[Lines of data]
● ● ●

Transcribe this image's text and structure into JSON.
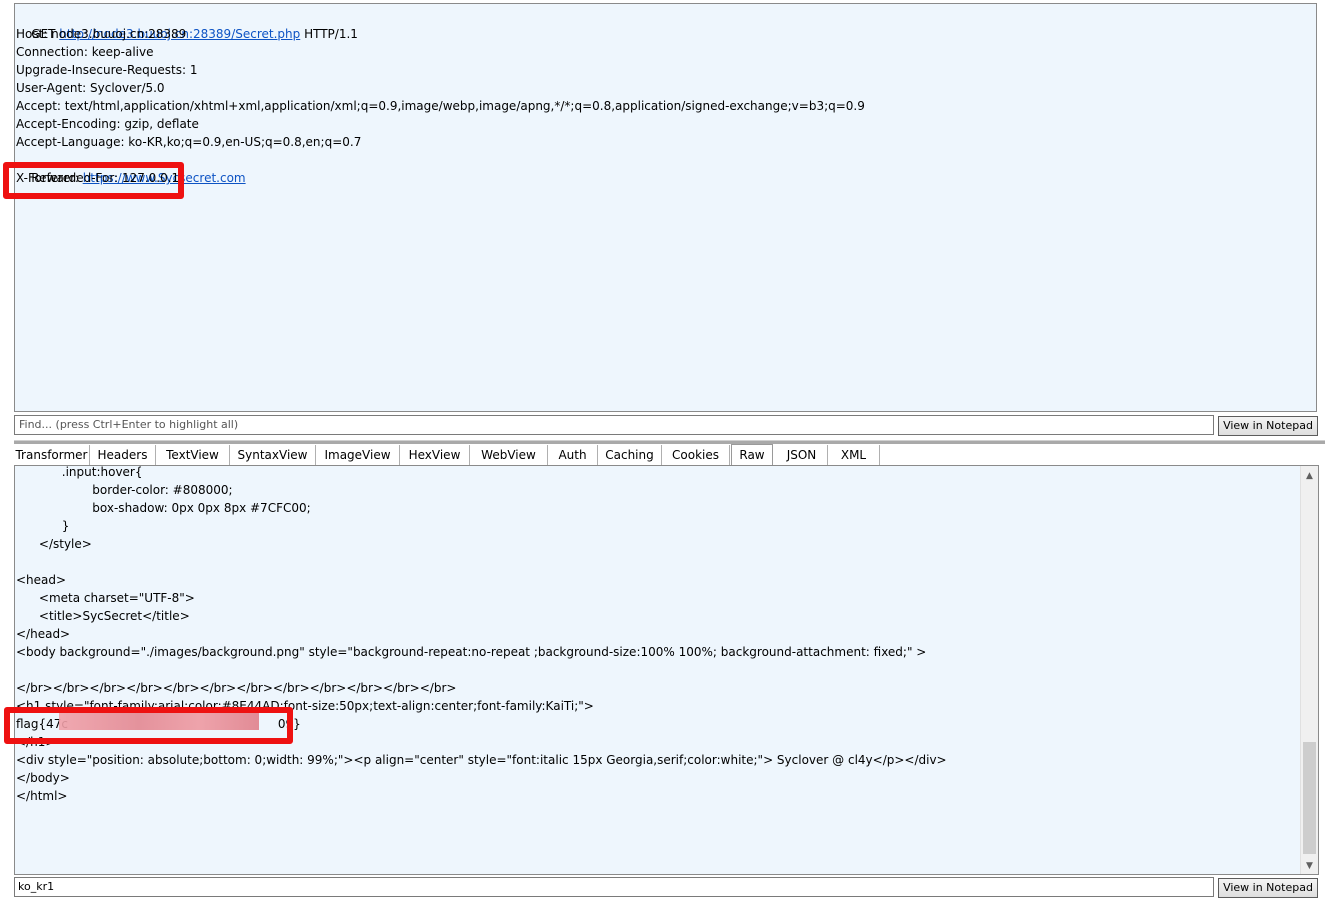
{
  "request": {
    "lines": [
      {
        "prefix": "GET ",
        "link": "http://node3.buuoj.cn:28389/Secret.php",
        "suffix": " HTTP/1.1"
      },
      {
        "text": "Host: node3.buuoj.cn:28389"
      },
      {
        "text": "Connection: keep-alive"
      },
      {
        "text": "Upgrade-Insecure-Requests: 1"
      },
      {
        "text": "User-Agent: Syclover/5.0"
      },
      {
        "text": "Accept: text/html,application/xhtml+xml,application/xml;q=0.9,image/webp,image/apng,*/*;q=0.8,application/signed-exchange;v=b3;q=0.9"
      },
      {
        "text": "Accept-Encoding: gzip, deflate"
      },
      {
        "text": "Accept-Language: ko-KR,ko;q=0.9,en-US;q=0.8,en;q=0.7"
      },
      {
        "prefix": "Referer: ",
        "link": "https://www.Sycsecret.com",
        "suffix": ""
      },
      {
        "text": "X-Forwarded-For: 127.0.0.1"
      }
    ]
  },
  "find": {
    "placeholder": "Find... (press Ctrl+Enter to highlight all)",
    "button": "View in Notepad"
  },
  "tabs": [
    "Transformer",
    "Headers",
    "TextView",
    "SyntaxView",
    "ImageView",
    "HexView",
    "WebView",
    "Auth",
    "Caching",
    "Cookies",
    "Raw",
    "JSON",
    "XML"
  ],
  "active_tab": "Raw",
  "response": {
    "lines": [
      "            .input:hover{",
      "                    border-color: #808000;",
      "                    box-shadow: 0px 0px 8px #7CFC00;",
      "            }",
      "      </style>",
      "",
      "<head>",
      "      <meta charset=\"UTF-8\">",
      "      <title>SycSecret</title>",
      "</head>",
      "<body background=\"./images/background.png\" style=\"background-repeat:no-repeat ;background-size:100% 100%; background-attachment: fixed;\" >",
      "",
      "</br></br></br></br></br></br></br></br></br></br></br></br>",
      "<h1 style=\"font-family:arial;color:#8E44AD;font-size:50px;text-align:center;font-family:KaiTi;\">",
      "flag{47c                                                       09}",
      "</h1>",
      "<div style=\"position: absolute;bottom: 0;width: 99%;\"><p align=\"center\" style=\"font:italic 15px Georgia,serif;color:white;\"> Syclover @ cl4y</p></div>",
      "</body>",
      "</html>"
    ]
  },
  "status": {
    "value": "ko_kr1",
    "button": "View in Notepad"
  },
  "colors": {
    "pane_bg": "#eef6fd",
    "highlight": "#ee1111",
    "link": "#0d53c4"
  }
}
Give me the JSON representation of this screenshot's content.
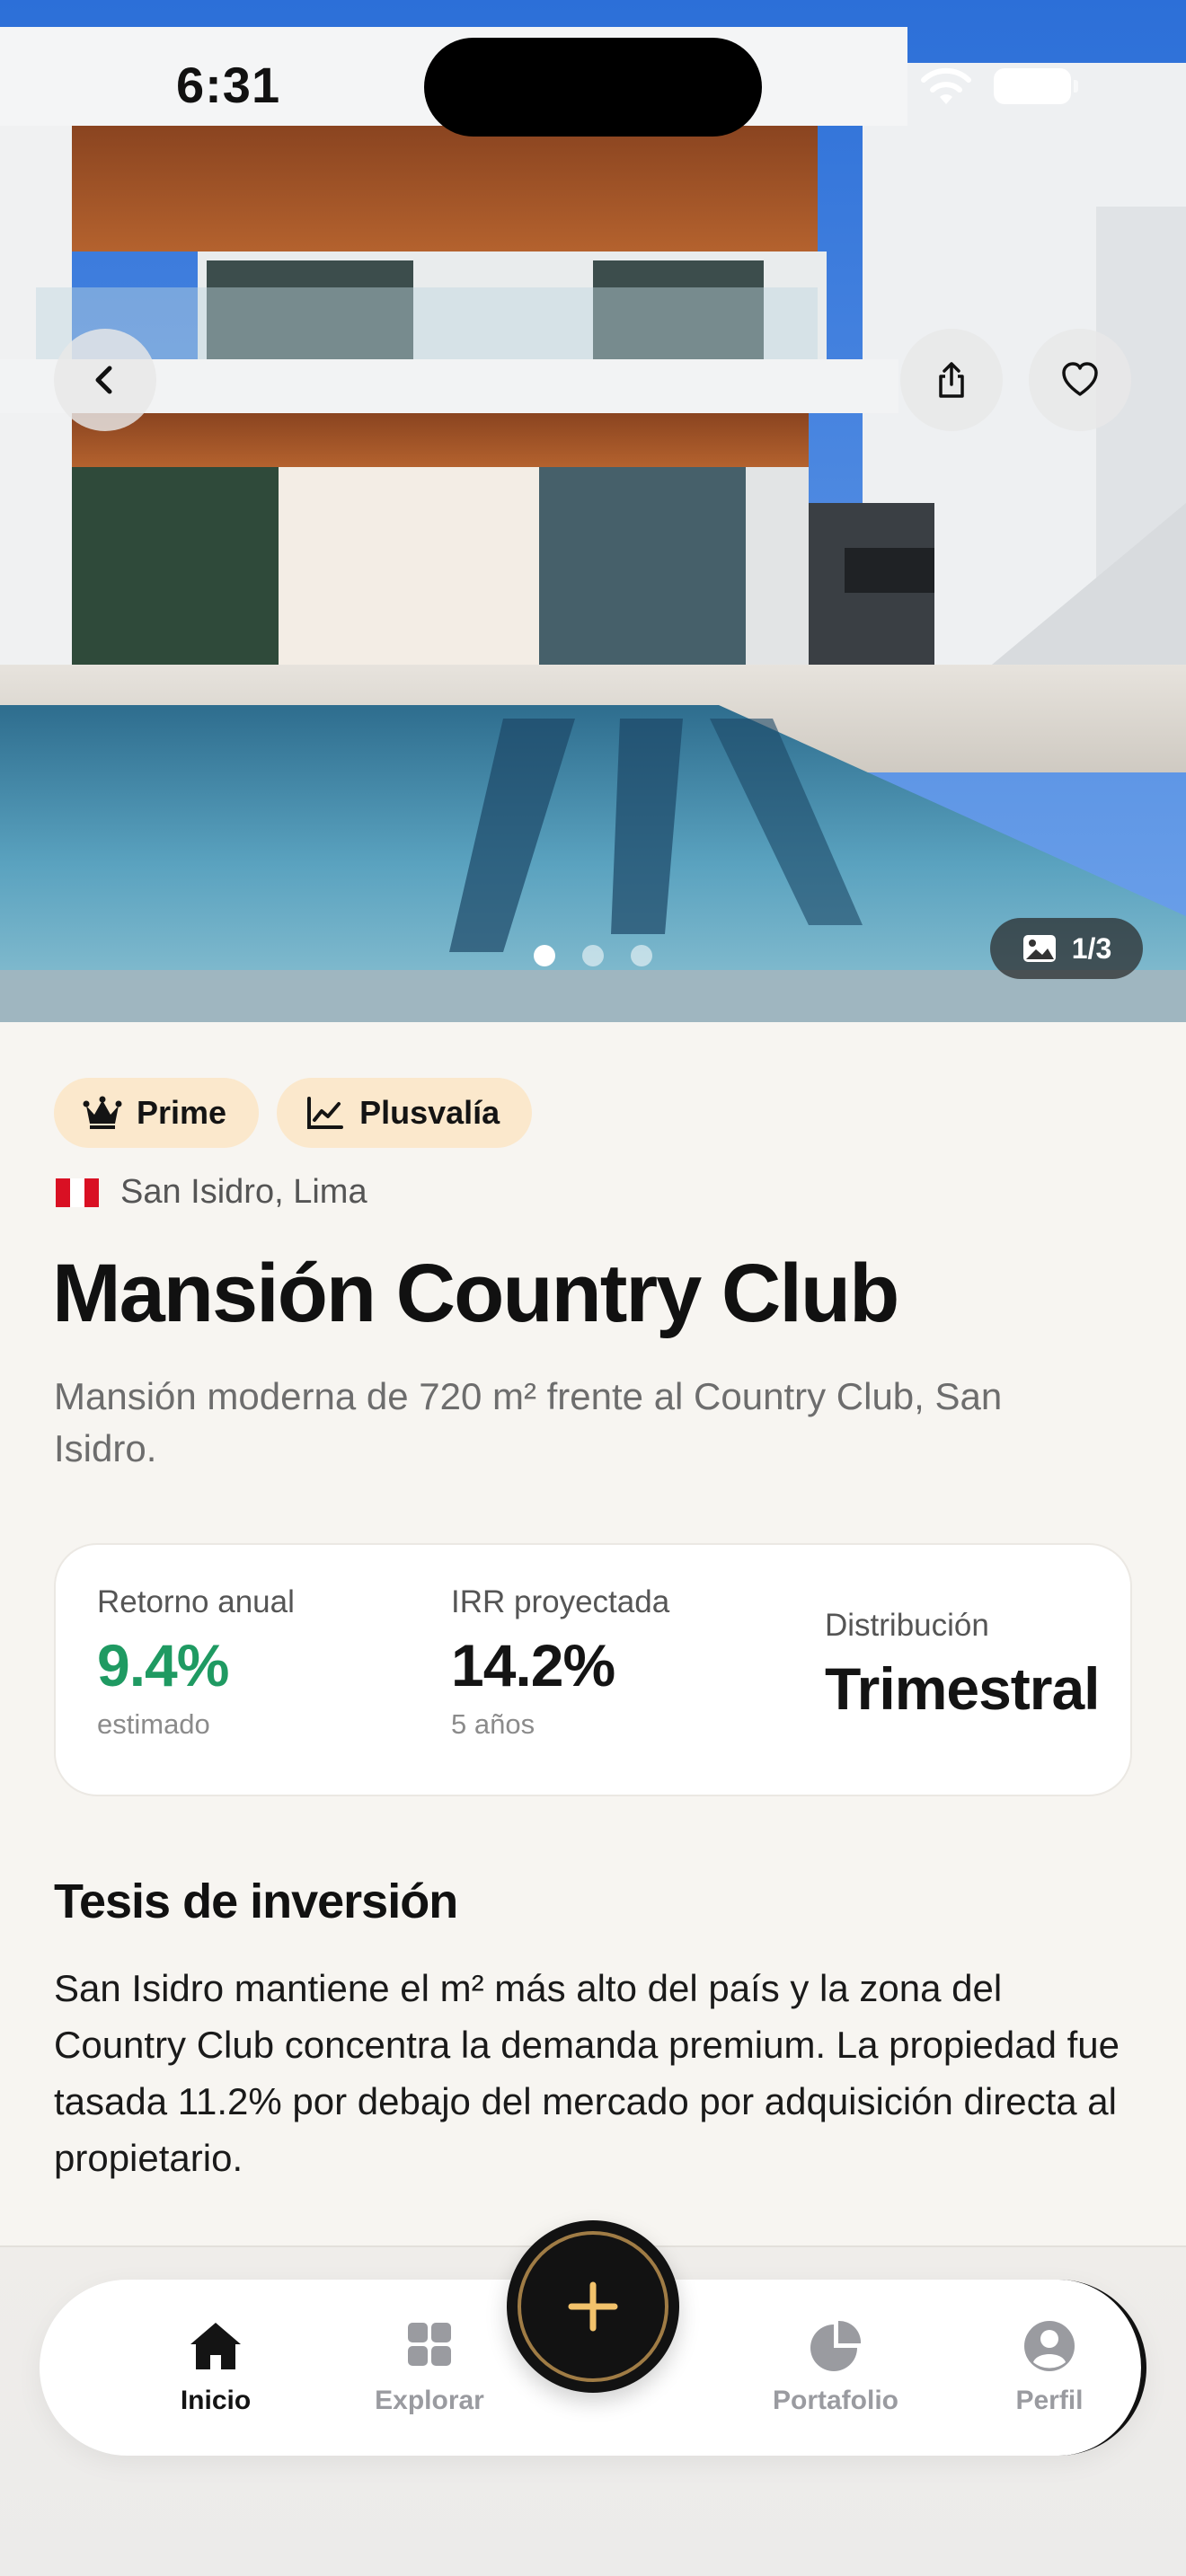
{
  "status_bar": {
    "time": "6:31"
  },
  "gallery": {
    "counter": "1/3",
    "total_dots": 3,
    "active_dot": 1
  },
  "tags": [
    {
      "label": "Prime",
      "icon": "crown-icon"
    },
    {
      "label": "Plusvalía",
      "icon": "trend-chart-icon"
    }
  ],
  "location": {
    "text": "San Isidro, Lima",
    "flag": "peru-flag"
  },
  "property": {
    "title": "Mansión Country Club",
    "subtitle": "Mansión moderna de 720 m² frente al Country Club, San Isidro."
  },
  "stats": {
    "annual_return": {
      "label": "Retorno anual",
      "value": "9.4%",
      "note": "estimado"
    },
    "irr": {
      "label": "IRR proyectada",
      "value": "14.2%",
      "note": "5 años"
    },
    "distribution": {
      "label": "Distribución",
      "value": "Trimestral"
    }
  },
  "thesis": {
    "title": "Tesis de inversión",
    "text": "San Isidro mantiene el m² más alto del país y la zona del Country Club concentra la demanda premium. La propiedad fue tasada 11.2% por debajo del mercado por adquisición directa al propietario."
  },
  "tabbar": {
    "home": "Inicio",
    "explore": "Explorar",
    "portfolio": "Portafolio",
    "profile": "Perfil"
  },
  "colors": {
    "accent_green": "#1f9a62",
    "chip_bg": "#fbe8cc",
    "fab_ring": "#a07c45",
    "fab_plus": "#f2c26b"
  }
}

● ● ●

*Stated task*: Copy all lines in the listing above where the string "this" appears.

*Correct answer*:
Transcribe this image's text and structure into JSON.
Give me the JSON representation of this screenshot's content.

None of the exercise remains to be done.